Data excerpts
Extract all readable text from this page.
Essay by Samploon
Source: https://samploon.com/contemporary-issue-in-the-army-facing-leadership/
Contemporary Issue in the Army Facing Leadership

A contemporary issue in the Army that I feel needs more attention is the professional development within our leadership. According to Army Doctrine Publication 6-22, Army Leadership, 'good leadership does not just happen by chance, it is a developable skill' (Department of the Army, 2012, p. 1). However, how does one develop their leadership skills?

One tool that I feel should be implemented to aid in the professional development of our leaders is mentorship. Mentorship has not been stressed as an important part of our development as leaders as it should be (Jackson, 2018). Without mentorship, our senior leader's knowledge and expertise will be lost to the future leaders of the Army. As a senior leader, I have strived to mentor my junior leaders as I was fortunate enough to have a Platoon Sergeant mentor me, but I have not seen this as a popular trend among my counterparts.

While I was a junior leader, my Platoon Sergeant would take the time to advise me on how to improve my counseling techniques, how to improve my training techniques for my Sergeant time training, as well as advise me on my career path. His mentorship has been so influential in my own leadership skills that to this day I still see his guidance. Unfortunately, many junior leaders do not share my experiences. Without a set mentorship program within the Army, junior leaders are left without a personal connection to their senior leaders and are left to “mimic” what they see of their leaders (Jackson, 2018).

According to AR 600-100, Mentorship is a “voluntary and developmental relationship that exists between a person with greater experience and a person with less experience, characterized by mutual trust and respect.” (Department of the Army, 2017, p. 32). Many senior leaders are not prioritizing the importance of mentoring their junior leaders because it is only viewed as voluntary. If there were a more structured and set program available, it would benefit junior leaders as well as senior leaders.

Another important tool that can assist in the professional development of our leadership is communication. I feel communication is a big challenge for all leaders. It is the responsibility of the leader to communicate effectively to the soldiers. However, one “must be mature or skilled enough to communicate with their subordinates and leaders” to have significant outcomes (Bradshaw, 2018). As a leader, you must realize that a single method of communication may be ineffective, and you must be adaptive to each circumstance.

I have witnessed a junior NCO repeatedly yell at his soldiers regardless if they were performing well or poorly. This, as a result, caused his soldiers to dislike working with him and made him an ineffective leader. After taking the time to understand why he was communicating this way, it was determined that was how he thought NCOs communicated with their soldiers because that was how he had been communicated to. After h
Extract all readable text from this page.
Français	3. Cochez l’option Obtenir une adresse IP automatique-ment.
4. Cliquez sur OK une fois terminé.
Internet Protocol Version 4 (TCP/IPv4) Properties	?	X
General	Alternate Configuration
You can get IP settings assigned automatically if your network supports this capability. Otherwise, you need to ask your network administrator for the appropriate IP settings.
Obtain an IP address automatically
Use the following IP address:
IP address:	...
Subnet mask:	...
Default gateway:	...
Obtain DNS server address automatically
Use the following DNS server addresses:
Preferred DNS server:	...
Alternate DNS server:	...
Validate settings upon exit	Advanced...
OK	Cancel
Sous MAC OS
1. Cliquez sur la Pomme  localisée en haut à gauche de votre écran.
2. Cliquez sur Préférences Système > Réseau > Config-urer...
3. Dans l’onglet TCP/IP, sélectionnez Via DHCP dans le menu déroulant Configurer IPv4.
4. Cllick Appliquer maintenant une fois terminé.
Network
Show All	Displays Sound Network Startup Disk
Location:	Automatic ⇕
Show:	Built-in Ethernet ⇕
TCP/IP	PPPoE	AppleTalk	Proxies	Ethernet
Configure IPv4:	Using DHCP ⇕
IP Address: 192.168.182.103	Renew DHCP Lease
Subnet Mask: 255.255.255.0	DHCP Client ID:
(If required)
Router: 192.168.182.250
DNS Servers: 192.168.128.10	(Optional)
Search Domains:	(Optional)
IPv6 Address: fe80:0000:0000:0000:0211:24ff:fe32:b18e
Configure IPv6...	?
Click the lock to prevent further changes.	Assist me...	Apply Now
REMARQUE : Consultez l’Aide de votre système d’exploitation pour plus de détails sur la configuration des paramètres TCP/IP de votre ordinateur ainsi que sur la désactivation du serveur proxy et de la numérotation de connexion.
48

TASK REQUIREMENTS –
Work out how many lines of the listing above include "Alternate". Answer with the number and nothing more.

THE COMPLETED TASK –
2